_EXERCISE GOAL_
Check every line of the entries that follow, and copy the ones containing "color".

━━━━━━━━━━━━━━━━

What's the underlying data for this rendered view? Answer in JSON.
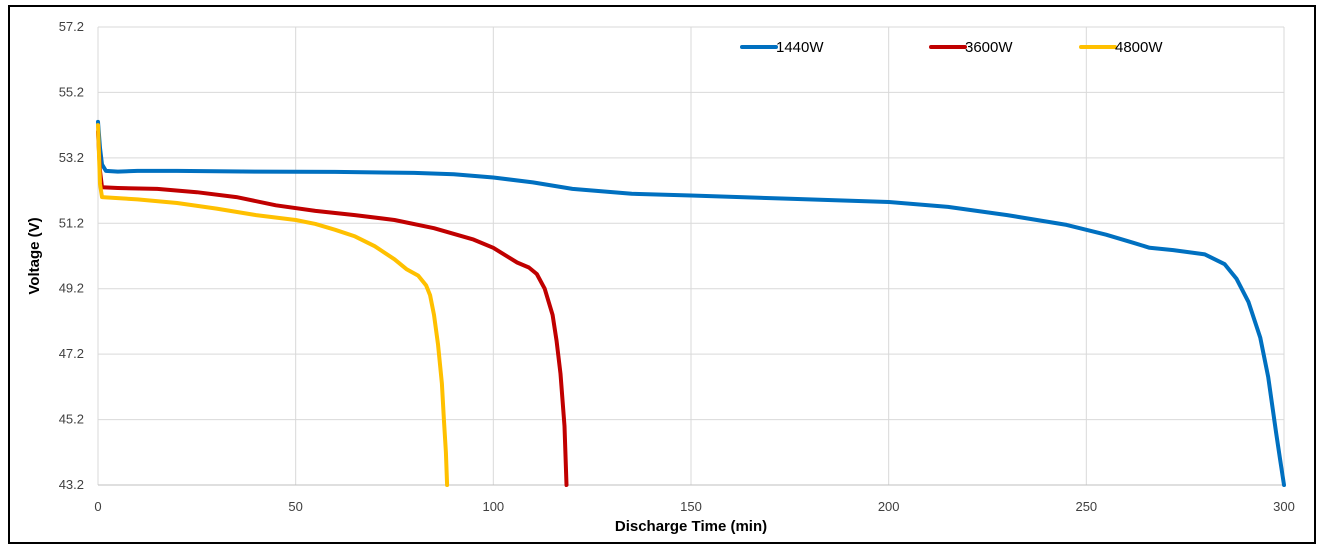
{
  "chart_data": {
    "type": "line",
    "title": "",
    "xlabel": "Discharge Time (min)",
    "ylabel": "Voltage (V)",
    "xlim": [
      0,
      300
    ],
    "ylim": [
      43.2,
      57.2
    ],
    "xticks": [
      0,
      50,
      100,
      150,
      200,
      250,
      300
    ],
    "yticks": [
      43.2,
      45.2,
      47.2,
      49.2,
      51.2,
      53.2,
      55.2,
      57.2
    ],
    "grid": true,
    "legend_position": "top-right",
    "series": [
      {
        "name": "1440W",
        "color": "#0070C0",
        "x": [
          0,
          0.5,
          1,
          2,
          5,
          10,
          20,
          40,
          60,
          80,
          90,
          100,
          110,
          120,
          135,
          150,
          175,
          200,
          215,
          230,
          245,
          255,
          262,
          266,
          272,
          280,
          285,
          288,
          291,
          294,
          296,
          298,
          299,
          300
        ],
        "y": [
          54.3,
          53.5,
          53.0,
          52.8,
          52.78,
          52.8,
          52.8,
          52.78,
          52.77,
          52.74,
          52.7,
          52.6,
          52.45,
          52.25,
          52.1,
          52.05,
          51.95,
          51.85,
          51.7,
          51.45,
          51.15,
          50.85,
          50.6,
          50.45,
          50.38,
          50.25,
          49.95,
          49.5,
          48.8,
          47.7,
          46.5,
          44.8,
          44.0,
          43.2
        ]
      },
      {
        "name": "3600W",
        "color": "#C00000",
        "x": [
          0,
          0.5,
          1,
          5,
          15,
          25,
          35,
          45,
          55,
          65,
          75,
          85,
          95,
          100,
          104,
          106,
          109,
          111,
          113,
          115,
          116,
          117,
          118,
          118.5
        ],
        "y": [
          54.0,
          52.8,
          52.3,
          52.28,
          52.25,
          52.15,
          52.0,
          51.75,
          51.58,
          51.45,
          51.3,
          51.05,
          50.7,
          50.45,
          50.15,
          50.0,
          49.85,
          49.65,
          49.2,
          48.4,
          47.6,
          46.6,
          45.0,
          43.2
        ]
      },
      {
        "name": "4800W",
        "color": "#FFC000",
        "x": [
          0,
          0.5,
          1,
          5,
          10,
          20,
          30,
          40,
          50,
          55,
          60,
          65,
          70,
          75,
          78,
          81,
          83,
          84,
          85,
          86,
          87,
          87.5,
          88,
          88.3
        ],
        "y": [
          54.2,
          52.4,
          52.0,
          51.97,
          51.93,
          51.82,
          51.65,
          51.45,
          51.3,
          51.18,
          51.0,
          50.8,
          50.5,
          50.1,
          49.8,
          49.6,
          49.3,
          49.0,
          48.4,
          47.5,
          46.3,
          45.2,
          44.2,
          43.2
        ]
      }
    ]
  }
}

━━━━━━━━━━━━━━━━

_FINISHED EXERCISE_
        "color": "#0070C0",
        "color": "#C00000",
        "color": "#FFC000",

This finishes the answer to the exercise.